Your goal. Transcribe each record below word for word.

The data.
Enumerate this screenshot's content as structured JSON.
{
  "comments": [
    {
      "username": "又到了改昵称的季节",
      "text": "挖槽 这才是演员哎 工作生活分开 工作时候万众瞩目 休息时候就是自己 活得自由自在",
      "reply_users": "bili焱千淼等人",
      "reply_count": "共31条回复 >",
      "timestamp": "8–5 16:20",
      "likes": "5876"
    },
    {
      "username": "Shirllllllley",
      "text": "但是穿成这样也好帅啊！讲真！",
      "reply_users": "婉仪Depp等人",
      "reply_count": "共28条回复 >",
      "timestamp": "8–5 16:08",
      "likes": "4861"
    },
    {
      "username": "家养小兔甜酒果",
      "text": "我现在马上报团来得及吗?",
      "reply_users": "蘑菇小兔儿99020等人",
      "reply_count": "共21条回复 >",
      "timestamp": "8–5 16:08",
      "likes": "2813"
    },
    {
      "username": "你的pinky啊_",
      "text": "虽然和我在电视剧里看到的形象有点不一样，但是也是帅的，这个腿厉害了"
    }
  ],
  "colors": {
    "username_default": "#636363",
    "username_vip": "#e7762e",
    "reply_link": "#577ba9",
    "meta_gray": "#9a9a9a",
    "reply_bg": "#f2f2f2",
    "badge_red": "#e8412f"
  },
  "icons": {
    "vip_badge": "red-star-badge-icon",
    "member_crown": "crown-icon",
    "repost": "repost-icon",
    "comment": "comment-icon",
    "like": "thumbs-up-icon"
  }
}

Full solution.
Enumerate this screenshot's content as structured JSON.
{
  "comments": [
    {
      "username": "又到了改昵称的季节",
      "text": "挖槽 这才是演员哎 工作生活分开 工作时候万众瞩目 休息时候就是自己 活得自由自在",
      "reply_users": "bili焱千淼等人",
      "reply_count": "共31条回复 >",
      "timestamp": "8–5 16:20",
      "likes": "5876"
    },
    {
      "username": "Shirllllllley",
      "text": "但是穿成这样也好帅啊！讲真！",
      "reply_users": "婉仪Depp等人",
      "reply_count": "共28条回复 >",
      "timestamp": "8–5 16:08",
      "likes": "4861"
    },
    {
      "username": "家养小兔甜酒果",
      "text": "我现在马上报团来得及吗?",
      "reply_users": "蘑菇小兔儿99020等人",
      "reply_count": "共21条回复 >",
      "timestamp": "8–5 16:08",
      "likes": "2813"
    },
    {
      "username": "你的pinky啊_",
      "text": "虽然和我在电视剧里看到的形象有点不一样，但是也是帅的，这个腿厉害了"
    }
  ],
  "colors": {
    "username_default": "#636363",
    "username_vip": "#e7762e",
    "reply_link": "#577ba9",
    "meta_gray": "#9a9a9a",
    "reply_bg": "#f2f2f2",
    "badge_red": "#e8412f"
  },
  "icons": {
    "vip_badge": "red-star-badge-icon",
    "member_crown": "crown-icon",
    "repost": "repost-icon",
    "comment": "comment-icon",
    "like": "thumbs-up-icon"
  }
}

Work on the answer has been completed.